• [Exercise text]
........

Encrypted RunAs: Securely Elevating Windows Privileges

Implementing Encrypted RunAs in Your Enterprise: Step-by-Step Guide

Encrypted RunAs lets administrators run processes under different credentials while keeping those credentials protected at rest and in transit. This guide walks through planning, deploying, and validating Encrypted RunAs in an enterprise Windows environment, with practical steps, configuration examples, and verification checks.

1. Overview and benefits

  • What it is: Encrypted RunAs stores or transmits the credentials used to start a process in encrypted form, then decrypts them only on the host that launches the process.
  • Key benefits: Reduces credential exposure, minimizes lateral‑movement risk, centralizes privileged credential handling, and supports audit/compliance requirements.

2. Assumptions and scope

  • Windows Server and Windows client machines (domain‑joined).
  • Active Directory (AD) available for group/role membership and GPO distribution.
  • Administrative privileges to configure services and group policies.
  • Enterprise key management (KM) or Public Key Infrastructure (PKI) available for certificate/key distribution.

3. High-level design choices

  • Encryption model: symmetric (shared secret) vs. asymmetric (PKI). Prefer asymmetric PKI for multi‑host deployments to avoid shared secret distribution.
  • Credential storage: centralized vault (recommended) vs. local encrypted store. Use a vault (e.g., secrets manager) for rotation and auditing.
  • Authentication model: service principal/managed identity or machine certificates for automated decryption on target hosts.
  • Audit/log model: central logging of RunAs events, successful/failed decrypt attempts, and process launches.

4. Prerequisites checklist

  • Domain controllers and clients up to date with required security patches.

........

• [Task 1]
Answer these questions using the Encrypted RunAs guide:
(a) Which encryption model does the guide prefer for multi-host deployments?
(b) Which credential storage option does it recommend?
(c) According to the scope, what kind of Windows machines are assumed?
• [Task 2] Write the next part of the Encrypted RunAs guide, picking up right after its last prerequisite item.

(Stored entries)
........

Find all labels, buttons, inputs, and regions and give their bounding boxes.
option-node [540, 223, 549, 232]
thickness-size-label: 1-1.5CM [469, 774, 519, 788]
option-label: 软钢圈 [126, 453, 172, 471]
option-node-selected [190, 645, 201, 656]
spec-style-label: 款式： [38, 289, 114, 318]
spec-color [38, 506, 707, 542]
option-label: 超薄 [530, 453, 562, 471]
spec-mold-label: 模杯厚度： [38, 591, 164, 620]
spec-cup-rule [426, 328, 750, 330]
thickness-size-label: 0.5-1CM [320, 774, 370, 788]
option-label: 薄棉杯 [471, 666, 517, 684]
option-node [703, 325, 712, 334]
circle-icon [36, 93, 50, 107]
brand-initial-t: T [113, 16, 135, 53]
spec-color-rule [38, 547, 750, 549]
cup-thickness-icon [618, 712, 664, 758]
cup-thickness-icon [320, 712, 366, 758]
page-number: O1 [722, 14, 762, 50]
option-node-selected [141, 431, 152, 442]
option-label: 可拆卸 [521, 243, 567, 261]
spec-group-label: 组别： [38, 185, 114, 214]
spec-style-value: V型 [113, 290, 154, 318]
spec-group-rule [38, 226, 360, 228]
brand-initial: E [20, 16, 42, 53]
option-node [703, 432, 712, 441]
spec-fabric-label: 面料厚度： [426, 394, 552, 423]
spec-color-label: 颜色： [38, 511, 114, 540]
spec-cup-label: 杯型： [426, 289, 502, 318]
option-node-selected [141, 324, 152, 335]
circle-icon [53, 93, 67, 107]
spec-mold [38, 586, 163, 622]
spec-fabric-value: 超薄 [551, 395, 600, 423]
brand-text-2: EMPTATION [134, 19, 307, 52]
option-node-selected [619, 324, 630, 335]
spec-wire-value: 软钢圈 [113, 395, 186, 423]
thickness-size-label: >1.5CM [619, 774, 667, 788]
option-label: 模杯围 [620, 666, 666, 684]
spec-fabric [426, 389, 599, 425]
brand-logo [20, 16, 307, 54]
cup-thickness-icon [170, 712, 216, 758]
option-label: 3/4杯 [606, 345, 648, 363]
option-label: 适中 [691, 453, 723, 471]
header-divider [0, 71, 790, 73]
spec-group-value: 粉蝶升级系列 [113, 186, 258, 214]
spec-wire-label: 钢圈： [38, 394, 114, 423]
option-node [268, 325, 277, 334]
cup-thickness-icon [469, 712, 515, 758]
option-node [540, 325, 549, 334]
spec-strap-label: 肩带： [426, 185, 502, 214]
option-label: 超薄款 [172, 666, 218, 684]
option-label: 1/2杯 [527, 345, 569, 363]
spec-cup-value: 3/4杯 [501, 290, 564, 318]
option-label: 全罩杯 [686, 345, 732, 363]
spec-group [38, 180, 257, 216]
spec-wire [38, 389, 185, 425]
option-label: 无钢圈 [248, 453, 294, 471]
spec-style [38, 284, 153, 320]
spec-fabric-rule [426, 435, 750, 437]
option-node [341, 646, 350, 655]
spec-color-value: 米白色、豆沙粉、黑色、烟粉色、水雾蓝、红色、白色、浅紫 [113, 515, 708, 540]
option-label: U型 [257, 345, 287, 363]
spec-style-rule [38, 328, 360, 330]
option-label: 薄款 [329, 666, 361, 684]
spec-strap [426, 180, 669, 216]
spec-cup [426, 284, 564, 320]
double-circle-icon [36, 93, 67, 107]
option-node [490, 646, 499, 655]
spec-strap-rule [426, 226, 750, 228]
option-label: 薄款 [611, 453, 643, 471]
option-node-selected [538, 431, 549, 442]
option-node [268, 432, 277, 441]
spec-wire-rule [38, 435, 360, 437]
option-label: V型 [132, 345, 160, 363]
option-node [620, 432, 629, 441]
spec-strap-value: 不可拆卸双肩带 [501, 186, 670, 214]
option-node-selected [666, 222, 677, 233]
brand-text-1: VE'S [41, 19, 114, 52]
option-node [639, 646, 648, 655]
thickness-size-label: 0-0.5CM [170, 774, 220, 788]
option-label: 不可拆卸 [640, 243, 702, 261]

........

• [Your response 1]
(a) Asymmetric PKI
(b) A centralized vault, such as a secrets manager
(c) Domain-joined Windows Server and Windows client machines

• [Your response 2]
  • PKI: CA issuing machine certificates, or integration with enterprise vault supporting host keys.
  • Vault or secrets manager (e.g., HashiCorp Vault, Azure Key Vault, CyberArk) deployed and accessible to authorized services.
  • Secure channel (TLS) between management systems and vault.
  • Group Policy management tools and access.
  • Backup of keys and recovery plan for rotated or lost keys.

5. Step-by-step implementation

Step 1 — Establish PKI or key distribution

  1. Create or ensure a CA that issues machine or service certificates.
  2. Define certificate templates for hosts that will decrypt RunAs credentials.
  3. Configure autoenrollment GPO for domain-joined machines to receive certificates.
  4. Verify certificate issuance and presence in Local Machine > Personal store on sample hosts.

Step 2 — Deploy or integrate a secrets vault

  1. Install/configure your chosen vault and harden it (network controls, ACLs, HA, backups).
  2. Create roles/policies that allow authorized systems to read encrypted credentials.
  3. Enable host authentication methods (cert-based, AppRole, managed identity).
  4. Test vault access from a management host using the intended auth method.

Step 3 — Choose or deploy an Encrypted RunAs agent/tool

  1. Select a RunAs implementation that supports encryption and your chosen vault/PKI (built-in enterprise tooling, third‑party agent, or custom script using OS APIs).
  2. Install the agent on a pilot group of hosts via GPO, SCCM, or deployment tool.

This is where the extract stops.